PROBLEM TO WORK ON: Each line that holds the word "Tech" counts once; give the total number of such lines and nothing else.
**** WORKING DATA ****
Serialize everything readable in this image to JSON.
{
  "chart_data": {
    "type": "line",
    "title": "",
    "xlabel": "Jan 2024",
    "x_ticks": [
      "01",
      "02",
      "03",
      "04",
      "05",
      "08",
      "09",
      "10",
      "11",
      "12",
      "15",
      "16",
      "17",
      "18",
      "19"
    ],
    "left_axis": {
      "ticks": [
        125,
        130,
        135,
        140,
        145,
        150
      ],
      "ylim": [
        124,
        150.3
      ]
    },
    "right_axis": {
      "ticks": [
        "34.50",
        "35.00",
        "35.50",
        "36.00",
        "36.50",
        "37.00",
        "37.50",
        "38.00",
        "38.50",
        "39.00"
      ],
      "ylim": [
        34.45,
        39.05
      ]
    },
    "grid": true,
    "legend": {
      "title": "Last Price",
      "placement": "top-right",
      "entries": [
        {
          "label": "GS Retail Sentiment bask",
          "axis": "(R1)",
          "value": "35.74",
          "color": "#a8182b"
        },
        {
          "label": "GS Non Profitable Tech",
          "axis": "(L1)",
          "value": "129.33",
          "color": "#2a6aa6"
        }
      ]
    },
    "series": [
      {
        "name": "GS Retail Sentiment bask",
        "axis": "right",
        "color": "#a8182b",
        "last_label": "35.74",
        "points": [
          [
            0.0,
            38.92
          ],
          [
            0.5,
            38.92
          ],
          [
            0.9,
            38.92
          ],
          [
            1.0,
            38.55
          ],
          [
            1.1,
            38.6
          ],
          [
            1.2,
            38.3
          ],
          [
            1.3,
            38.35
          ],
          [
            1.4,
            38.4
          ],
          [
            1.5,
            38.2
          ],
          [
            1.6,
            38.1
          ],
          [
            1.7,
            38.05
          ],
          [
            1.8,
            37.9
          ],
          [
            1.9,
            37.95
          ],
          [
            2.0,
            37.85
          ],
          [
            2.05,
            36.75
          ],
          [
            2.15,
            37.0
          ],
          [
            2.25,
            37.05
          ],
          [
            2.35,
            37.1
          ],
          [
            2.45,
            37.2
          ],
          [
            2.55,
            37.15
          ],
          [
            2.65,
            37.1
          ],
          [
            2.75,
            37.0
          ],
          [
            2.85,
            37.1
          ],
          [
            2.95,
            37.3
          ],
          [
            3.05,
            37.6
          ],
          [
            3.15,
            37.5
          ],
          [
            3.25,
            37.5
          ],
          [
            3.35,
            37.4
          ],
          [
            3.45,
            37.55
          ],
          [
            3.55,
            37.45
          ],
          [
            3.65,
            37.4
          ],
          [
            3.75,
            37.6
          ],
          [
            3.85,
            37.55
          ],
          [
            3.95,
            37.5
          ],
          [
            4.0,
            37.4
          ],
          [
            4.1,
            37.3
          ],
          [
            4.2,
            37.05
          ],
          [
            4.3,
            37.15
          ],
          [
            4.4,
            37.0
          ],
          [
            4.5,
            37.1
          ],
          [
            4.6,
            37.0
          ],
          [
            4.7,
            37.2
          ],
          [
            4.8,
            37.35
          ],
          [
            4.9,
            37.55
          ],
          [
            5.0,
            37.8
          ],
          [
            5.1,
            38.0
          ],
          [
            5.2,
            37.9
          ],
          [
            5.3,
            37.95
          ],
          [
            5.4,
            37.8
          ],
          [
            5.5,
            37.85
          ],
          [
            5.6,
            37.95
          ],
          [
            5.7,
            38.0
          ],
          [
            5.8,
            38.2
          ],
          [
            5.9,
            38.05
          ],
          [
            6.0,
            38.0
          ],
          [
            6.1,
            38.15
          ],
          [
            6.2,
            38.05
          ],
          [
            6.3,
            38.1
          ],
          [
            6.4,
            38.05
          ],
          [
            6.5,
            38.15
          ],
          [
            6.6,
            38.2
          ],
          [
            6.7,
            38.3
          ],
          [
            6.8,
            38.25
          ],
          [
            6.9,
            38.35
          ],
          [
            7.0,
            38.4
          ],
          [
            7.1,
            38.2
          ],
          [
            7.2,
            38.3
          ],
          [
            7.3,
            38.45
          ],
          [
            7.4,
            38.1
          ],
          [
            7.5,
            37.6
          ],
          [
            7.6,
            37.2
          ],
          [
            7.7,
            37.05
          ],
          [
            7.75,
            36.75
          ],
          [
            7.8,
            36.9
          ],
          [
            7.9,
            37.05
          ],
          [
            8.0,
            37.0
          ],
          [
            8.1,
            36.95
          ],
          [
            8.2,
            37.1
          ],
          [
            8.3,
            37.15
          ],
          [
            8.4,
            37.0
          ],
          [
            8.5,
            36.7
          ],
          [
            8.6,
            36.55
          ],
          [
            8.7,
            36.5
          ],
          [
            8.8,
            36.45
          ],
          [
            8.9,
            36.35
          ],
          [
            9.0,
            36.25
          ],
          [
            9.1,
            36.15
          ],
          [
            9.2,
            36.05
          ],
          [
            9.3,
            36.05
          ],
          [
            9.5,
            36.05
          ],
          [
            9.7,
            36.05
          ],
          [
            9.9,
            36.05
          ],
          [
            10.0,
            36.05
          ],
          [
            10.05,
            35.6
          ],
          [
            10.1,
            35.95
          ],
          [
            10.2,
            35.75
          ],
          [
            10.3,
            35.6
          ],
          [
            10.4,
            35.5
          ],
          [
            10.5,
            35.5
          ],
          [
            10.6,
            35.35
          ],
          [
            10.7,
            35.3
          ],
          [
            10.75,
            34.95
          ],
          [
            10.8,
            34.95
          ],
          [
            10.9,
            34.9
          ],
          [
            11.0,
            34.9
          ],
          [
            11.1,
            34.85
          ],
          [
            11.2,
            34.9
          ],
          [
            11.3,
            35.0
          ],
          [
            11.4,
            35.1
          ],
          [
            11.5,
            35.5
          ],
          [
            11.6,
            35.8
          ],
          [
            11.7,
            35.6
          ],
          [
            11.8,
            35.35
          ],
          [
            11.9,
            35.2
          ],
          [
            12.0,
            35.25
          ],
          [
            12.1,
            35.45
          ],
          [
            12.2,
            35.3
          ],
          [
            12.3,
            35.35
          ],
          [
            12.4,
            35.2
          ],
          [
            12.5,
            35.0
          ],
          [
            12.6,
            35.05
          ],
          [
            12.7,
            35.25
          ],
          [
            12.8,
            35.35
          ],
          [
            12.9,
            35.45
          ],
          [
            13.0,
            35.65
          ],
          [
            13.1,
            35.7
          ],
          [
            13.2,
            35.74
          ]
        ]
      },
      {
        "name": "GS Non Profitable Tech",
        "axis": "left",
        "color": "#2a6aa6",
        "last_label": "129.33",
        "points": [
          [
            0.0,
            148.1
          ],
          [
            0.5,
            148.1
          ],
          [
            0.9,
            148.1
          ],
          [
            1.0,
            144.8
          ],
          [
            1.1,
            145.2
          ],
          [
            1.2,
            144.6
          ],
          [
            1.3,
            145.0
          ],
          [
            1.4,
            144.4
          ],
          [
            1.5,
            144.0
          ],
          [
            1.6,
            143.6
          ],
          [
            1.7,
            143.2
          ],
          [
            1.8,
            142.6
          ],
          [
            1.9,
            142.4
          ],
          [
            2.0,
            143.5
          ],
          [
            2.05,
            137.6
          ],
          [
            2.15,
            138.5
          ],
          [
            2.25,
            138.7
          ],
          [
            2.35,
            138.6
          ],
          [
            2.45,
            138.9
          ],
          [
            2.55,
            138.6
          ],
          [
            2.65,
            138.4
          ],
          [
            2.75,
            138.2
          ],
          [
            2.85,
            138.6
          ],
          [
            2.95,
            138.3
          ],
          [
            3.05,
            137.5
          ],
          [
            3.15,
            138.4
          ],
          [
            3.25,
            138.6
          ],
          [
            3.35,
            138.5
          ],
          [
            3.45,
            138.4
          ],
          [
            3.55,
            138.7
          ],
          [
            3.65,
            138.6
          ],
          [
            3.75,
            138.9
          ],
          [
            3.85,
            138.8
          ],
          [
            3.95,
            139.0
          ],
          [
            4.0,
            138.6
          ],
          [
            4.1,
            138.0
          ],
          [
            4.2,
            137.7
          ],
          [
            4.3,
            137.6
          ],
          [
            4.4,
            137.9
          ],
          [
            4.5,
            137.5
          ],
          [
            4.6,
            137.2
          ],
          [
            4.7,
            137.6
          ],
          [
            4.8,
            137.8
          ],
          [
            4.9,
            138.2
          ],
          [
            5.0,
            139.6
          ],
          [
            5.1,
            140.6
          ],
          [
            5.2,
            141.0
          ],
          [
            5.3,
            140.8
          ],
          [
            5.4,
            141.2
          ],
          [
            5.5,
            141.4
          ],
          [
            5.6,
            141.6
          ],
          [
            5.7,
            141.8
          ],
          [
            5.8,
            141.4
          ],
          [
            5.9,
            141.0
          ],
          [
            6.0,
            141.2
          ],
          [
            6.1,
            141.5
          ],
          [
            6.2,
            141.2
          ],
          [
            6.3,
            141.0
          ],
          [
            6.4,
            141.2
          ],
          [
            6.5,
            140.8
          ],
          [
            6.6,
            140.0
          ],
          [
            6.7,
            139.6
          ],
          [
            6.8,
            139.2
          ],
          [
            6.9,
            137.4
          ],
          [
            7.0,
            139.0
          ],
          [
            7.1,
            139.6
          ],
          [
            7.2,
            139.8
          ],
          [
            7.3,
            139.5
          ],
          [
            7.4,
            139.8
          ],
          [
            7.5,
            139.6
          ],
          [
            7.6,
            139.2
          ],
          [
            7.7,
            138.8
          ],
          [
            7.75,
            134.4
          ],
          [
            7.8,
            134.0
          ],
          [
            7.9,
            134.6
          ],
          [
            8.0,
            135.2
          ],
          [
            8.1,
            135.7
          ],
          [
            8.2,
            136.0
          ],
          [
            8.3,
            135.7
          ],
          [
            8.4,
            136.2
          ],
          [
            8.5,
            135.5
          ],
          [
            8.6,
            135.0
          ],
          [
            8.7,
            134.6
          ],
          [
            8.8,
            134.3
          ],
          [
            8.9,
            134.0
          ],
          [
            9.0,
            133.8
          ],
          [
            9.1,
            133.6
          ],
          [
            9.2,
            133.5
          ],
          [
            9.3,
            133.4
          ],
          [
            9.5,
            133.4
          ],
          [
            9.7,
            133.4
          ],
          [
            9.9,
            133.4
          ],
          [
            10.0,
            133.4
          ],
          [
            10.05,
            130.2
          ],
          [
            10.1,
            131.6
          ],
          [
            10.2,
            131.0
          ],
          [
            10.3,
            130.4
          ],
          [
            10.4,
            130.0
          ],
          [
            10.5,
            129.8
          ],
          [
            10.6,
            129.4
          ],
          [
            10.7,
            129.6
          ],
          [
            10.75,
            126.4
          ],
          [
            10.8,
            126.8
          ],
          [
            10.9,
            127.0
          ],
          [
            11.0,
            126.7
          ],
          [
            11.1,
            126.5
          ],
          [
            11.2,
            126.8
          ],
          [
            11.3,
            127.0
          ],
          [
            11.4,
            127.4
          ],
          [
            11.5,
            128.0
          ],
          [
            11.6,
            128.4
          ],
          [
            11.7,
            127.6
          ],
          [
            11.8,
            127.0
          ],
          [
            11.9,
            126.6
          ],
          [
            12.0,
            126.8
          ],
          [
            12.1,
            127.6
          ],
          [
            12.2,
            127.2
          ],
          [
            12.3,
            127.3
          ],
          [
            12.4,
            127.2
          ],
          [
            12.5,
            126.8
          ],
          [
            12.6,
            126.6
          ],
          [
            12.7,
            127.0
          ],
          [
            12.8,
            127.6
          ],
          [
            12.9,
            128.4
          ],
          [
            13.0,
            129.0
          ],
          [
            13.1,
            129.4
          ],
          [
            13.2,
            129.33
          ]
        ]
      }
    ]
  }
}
****
REPLY TO THE TASK: 2